**Task details:** Every record here needs to be written out again exactly.

╭──

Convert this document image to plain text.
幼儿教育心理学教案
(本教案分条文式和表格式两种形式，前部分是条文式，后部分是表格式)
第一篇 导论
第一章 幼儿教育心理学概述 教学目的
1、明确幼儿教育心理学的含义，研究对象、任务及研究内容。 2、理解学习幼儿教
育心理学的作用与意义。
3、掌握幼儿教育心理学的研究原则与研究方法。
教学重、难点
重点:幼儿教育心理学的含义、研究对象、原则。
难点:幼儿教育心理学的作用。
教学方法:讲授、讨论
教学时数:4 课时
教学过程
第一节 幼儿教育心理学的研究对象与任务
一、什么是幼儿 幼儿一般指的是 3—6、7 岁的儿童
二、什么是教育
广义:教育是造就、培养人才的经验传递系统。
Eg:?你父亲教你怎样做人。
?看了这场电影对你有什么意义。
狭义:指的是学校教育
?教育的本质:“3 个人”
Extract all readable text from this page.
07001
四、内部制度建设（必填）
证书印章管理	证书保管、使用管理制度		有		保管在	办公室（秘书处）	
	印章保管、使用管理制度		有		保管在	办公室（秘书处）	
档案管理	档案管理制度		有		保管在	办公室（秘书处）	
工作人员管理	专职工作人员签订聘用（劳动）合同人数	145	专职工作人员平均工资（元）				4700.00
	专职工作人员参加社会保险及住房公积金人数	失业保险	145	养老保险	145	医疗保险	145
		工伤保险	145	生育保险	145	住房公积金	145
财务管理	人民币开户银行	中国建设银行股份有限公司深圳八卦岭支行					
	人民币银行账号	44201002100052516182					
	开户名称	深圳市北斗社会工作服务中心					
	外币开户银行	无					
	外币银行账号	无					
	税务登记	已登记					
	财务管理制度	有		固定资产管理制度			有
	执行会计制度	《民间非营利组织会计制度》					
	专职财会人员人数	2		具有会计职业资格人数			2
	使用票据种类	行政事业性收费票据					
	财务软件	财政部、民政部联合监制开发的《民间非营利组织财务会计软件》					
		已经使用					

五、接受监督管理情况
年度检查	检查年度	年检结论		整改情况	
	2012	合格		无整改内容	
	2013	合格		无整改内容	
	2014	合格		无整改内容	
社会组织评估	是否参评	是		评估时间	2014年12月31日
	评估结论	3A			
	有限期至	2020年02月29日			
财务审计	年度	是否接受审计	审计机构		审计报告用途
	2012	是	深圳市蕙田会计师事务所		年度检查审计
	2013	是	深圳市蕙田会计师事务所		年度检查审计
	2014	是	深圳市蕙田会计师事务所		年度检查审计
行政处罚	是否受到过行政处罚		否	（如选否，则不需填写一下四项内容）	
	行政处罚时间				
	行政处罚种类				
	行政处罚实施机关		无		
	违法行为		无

╰──

**Task answer:**
Convert this document image to plain text.
幼儿教育心理学教案
(本教案分条文式和表格式两种形式，前部分是条文式，后部分是表格式)
第一篇 导论
第一章 幼儿教育心理学概述 教学目的
1、明确幼儿教育心理学的含义，研究对象、任务及研究内容。 2、理解学习幼儿教
育心理学的作用与意义。
3、掌握幼儿教育心理学的研究原则与研究方法。
教学重、难点
重点:幼儿教育心理学的含义、研究对象、原则。
难点:幼儿教育心理学的作用。
教学方法:讲授、讨论
教学时数:4 课时
教学过程
第一节 幼儿教育心理学的研究对象与任务
一、什么是幼儿 幼儿一般指的是 3—6、7 岁的儿童
二、什么是教育
广义:教育是造就、培养人才的经验传递系统。
Eg:?你父亲教你怎样做人。
?看了这场电影对你有什么意义。
狭义:指的是学校教育
?教育的本质:“3 个人”
Extract all readable text from this page.
07001
四、内部制度建设（必填）
证书印章管理	证书保管、使用管理制度		有		保管在	办公室（秘书处）	
	印章保管、使用管理制度		有		保管在	办公室（秘书处）	
档案管理	档案管理制度		有		保管在	办公室（秘书处）	
工作人员管理	专职工作人员签订聘用（劳动）合同人数	145	专职工作人员平均工资（元）				4700.00
	专职工作人员参加社会保险及住房公积金人数	失业保险	145	养老保险	145	医疗保险	145
		工伤保险	145	生育保险	145	住房公积金	145
财务管理	人民币开户银行	中国建设银行股份有限公司深圳八卦岭支行					
	人民币银行账号	44201002100052516182					
	开户名称	深圳市北斗社会工作服务中心					
	外币开户银行	无					
	外币银行账号	无					
	税务登记	已登记					
	财务管理制度	有		固定资产管理制度			有
	执行会计制度	《民间非营利组织会计制度》					
	专职财会人员人数	2		具有会计职业资格人数			2
	使用票据种类	行政事业性收费票据					
	财务软件	财政部、民政部联合监制开发的《民间非营利组织财务会计软件》					
		已经使用					

五、接受监督管理情况
年度检查	检查年度	年检结论		整改情况	
	2012	合格		无整改内容	
	2013	合格		无整改内容	
	2014	合格		无整改内容	
社会组织评估	是否参评	是		评估时间	2014年12月31日
	评估结论	3A			
	有限期至	2020年02月29日			
财务审计	年度	是否接受审计	审计机构		审计报告用途
	2012	是	深圳市蕙田会计师事务所		年度检查审计
	2013	是	深圳市蕙田会计师事务所		年度检查审计
	2014	是	深圳市蕙田会计师事务所		年度检查审计
行政处罚	是否受到过行政处罚		否	（如选否，则不需填写一下四项内容）	
	行政处罚时间				
	行政处罚种类				
	行政处罚实施机关		无		
	违法行为		无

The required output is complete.